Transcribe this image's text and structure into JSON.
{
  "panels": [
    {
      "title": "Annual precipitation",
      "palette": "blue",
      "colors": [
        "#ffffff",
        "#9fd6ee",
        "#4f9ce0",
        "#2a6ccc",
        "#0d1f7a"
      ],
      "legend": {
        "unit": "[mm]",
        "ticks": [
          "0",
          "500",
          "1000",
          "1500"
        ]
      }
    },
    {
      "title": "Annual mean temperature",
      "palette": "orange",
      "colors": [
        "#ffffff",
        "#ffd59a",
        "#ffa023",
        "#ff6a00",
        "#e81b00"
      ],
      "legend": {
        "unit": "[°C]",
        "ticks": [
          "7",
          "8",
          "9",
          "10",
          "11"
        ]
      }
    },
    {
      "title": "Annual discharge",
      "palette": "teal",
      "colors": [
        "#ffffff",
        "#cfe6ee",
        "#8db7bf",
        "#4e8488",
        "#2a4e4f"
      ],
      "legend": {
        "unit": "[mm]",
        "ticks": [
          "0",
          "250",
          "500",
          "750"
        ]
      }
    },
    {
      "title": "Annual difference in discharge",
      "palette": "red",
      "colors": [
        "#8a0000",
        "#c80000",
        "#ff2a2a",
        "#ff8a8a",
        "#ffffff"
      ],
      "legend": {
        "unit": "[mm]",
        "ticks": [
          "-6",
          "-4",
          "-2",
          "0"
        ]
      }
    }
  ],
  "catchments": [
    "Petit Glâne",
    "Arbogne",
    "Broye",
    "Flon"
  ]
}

============================================================

● **What is required**: Reproduce all of the data exactly as given.

● **Result of this task**:
Transcribe this image's text and structure into JSON.
{
  "panels": [
    {
      "title": "Annual precipitation",
      "palette": "blue",
      "colors": [
        "#ffffff",
        "#9fd6ee",
        "#4f9ce0",
        "#2a6ccc",
        "#0d1f7a"
      ],
      "legend": {
        "unit": "[mm]",
        "ticks": [
          "0",
          "500",
          "1000",
          "1500"
        ]
      }
    },
    {
      "title": "Annual mean temperature",
      "palette": "orange",
      "colors": [
        "#ffffff",
        "#ffd59a",
        "#ffa023",
        "#ff6a00",
        "#e81b00"
      ],
      "legend": {
        "unit": "[°C]",
        "ticks": [
          "7",
          "8",
          "9",
          "10",
          "11"
        ]
      }
    },
    {
      "title": "Annual discharge",
      "palette": "teal",
      "colors": [
        "#ffffff",
        "#cfe6ee",
        "#8db7bf",
        "#4e8488",
        "#2a4e4f"
      ],
      "legend": {
        "unit": "[mm]",
        "ticks": [
          "0",
          "250",
          "500",
          "750"
        ]
      }
    },
    {
      "title": "Annual difference in discharge",
      "palette": "red",
      "colors": [
        "#8a0000",
        "#c80000",
        "#ff2a2a",
        "#ff8a8a",
        "#ffffff"
      ],
      "legend": {
        "unit": "[mm]",
        "ticks": [
          "-6",
          "-4",
          "-2",
          "0"
        ]
      }
    }
  ],
  "catchments": [
    "Petit Glâne",
    "Arbogne",
    "Broye",
    "Flon"
  ]
}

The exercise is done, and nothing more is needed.